What this task involves
Extract the complete listing and output it unchanged.
★ ★ ★ ★ ★
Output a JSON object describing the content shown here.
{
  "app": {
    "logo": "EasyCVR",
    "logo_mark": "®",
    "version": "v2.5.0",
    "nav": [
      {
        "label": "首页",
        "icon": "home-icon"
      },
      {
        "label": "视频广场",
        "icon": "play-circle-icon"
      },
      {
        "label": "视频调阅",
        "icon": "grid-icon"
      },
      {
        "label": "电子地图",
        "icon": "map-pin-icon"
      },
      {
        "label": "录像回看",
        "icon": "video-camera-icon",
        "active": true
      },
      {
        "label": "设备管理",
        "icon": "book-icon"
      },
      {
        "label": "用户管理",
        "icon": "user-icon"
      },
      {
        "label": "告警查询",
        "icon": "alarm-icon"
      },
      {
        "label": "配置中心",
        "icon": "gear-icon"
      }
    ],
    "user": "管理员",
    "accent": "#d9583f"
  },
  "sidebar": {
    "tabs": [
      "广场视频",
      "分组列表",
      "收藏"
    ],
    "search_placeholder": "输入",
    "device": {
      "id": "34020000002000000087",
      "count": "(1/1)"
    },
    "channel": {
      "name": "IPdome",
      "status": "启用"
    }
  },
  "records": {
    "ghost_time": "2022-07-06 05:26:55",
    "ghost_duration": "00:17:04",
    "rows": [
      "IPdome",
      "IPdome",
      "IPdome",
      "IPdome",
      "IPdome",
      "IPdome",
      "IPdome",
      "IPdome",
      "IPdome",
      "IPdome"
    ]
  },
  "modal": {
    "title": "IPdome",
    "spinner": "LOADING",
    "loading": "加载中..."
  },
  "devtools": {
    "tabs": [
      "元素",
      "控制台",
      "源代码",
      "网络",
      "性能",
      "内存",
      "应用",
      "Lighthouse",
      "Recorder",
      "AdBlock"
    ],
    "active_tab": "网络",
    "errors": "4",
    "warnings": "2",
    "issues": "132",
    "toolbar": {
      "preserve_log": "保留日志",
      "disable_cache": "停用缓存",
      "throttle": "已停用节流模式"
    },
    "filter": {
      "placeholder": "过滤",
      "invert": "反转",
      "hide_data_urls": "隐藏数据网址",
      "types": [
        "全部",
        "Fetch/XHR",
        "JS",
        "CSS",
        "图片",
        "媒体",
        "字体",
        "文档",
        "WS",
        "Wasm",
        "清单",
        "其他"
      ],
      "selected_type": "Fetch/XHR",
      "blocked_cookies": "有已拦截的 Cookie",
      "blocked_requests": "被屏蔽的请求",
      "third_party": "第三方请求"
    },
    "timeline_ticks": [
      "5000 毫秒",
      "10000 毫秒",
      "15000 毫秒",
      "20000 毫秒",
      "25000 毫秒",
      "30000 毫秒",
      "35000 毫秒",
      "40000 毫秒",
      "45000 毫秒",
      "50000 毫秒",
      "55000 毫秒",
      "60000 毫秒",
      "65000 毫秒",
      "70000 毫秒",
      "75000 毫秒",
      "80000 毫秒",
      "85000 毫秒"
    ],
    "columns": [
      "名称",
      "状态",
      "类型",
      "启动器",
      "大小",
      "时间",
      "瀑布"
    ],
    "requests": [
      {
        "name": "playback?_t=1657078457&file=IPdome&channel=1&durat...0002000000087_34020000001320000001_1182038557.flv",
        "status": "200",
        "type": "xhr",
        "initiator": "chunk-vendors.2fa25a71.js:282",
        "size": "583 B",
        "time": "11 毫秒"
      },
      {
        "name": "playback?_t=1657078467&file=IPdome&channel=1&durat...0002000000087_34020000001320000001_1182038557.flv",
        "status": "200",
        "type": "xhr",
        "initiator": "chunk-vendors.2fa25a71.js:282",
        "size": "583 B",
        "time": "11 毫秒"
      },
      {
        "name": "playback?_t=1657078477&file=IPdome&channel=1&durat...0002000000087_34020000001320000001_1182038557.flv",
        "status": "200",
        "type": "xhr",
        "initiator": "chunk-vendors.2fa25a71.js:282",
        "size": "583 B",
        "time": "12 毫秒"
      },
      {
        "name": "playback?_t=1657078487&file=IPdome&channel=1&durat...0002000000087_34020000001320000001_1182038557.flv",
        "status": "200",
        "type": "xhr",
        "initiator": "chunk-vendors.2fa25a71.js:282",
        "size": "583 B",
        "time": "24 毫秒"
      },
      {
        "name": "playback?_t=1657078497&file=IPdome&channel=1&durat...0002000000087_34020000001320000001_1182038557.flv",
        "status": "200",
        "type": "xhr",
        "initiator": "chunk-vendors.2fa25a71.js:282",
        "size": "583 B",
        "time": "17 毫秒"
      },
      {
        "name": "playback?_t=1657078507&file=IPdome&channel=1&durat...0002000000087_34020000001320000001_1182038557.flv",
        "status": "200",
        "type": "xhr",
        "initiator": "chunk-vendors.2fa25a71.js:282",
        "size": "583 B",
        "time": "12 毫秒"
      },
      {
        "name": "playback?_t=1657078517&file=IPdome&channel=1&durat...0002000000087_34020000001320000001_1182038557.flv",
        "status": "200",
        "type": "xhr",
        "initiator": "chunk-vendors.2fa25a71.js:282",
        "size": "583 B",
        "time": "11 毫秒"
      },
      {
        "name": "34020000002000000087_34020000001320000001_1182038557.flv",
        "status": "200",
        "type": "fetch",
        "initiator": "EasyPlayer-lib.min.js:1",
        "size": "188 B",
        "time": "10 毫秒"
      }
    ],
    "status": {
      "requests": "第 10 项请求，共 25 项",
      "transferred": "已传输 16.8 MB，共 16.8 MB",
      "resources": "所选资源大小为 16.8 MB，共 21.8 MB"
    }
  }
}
★ ★ ★ ★ ★
Result of the task
Output a JSON object describing the content shown here.
{
  "app": {
    "logo": "EasyCVR",
    "logo_mark": "®",
    "version": "v2.5.0",
    "nav": [
      {
        "label": "首页",
        "icon": "home-icon"
      },
      {
        "label": "视频广场",
        "icon": "play-circle-icon"
      },
      {
        "label": "视频调阅",
        "icon": "grid-icon"
      },
      {
        "label": "电子地图",
        "icon": "map-pin-icon"
      },
      {
        "label": "录像回看",
        "icon": "video-camera-icon",
        "active": true
      },
      {
        "label": "设备管理",
        "icon": "book-icon"
      },
      {
        "label": "用户管理",
        "icon": "user-icon"
      },
      {
        "label": "告警查询",
        "icon": "alarm-icon"
      },
      {
        "label": "配置中心",
        "icon": "gear-icon"
      }
    ],
    "user": "管理员",
    "accent": "#d9583f"
  },
  "sidebar": {
    "tabs": [
      "广场视频",
      "分组列表",
      "收藏"
    ],
    "search_placeholder": "输入",
    "device": {
      "id": "34020000002000000087",
      "count": "(1/1)"
    },
    "channel": {
      "name": "IPdome",
      "status": "启用"
    }
  },
  "records": {
    "ghost_time": "2022-07-06 05:26:55",
    "ghost_duration": "00:17:04",
    "rows": [
      "IPdome",
      "IPdome",
      "IPdome",
      "IPdome",
      "IPdome",
      "IPdome",
      "IPdome",
      "IPdome",
      "IPdome",
      "IPdome"
    ]
  },
  "modal": {
    "title": "IPdome",
    "spinner": "LOADING",
    "loading": "加载中..."
  },
  "devtools": {
    "tabs": [
      "元素",
      "控制台",
      "源代码",
      "网络",
      "性能",
      "内存",
      "应用",
      "Lighthouse",
      "Recorder",
      "AdBlock"
    ],
    "active_tab": "网络",
    "errors": "4",
    "warnings": "2",
    "issues": "132",
    "toolbar": {
      "preserve_log": "保留日志",
      "disable_cache": "停用缓存",
      "throttle": "已停用节流模式"
    },
    "filter": {
      "placeholder": "过滤",
      "invert": "反转",
      "hide_data_urls": "隐藏数据网址",
      "types": [
        "全部",
        "Fetch/XHR",
        "JS",
        "CSS",
        "图片",
        "媒体",
        "字体",
        "文档",
        "WS",
        "Wasm",
        "清单",
        "其他"
      ],
      "selected_type": "Fetch/XHR",
      "blocked_cookies": "有已拦截的 Cookie",
      "blocked_requests": "被屏蔽的请求",
      "third_party": "第三方请求"
    },
    "timeline_ticks": [
      "5000 毫秒",
      "10000 毫秒",
      "15000 毫秒",
      "20000 毫秒",
      "25000 毫秒",
      "30000 毫秒",
      "35000 毫秒",
      "40000 毫秒",
      "45000 毫秒",
      "50000 毫秒",
      "55000 毫秒",
      "60000 毫秒",
      "65000 毫秒",
      "70000 毫秒",
      "75000 毫秒",
      "80000 毫秒",
      "85000 毫秒"
    ],
    "columns": [
      "名称",
      "状态",
      "类型",
      "启动器",
      "大小",
      "时间",
      "瀑布"
    ],
    "requests": [
      {
        "name": "playback?_t=1657078457&file=IPdome&channel=1&durat...0002000000087_34020000001320000001_1182038557.flv",
        "status": "200",
        "type": "xhr",
        "initiator": "chunk-vendors.2fa25a71.js:282",
        "size": "583 B",
        "time": "11 毫秒"
      },
      {
        "name": "playback?_t=1657078467&file=IPdome&channel=1&durat...0002000000087_34020000001320000001_1182038557.flv",
        "status": "200",
        "type": "xhr",
        "initiator": "chunk-vendors.2fa25a71.js:282",
        "size": "583 B",
        "time": "11 毫秒"
      },
      {
        "name": "playback?_t=1657078477&file=IPdome&channel=1&durat...0002000000087_34020000001320000001_1182038557.flv",
        "status": "200",
        "type": "xhr",
        "initiator": "chunk-vendors.2fa25a71.js:282",
        "size": "583 B",
        "time": "12 毫秒"
      },
      {
        "name": "playback?_t=1657078487&file=IPdome&channel=1&durat...0002000000087_34020000001320000001_1182038557.flv",
        "status": "200",
        "type": "xhr",
        "initiator": "chunk-vendors.2fa25a71.js:282",
        "size": "583 B",
        "time": "24 毫秒"
      },
      {
        "name": "playback?_t=1657078497&file=IPdome&channel=1&durat...0002000000087_34020000001320000001_1182038557.flv",
        "status": "200",
        "type": "xhr",
        "initiator": "chunk-vendors.2fa25a71.js:282",
        "size": "583 B",
        "time": "17 毫秒"
      },
      {
        "name": "playback?_t=1657078507&file=IPdome&channel=1&durat...0002000000087_34020000001320000001_1182038557.flv",
        "status": "200",
        "type": "xhr",
        "initiator": "chunk-vendors.2fa25a71.js:282",
        "size": "583 B",
        "time": "12 毫秒"
      },
      {
        "name": "playback?_t=1657078517&file=IPdome&channel=1&durat...0002000000087_34020000001320000001_1182038557.flv",
        "status": "200",
        "type": "xhr",
        "initiator": "chunk-vendors.2fa25a71.js:282",
        "size": "583 B",
        "time": "11 毫秒"
      },
      {
        "name": "34020000002000000087_34020000001320000001_1182038557.flv",
        "status": "200",
        "type": "fetch",
        "initiator": "EasyPlayer-lib.min.js:1",
        "size": "188 B",
        "time": "10 毫秒"
      }
    ],
    "status": {
      "requests": "第 10 项请求，共 25 项",
      "transferred": "已传输 16.8 MB，共 16.8 MB",
      "resources": "所选资源大小为 16.8 MB，共 21.8 MB"
    }
  }
}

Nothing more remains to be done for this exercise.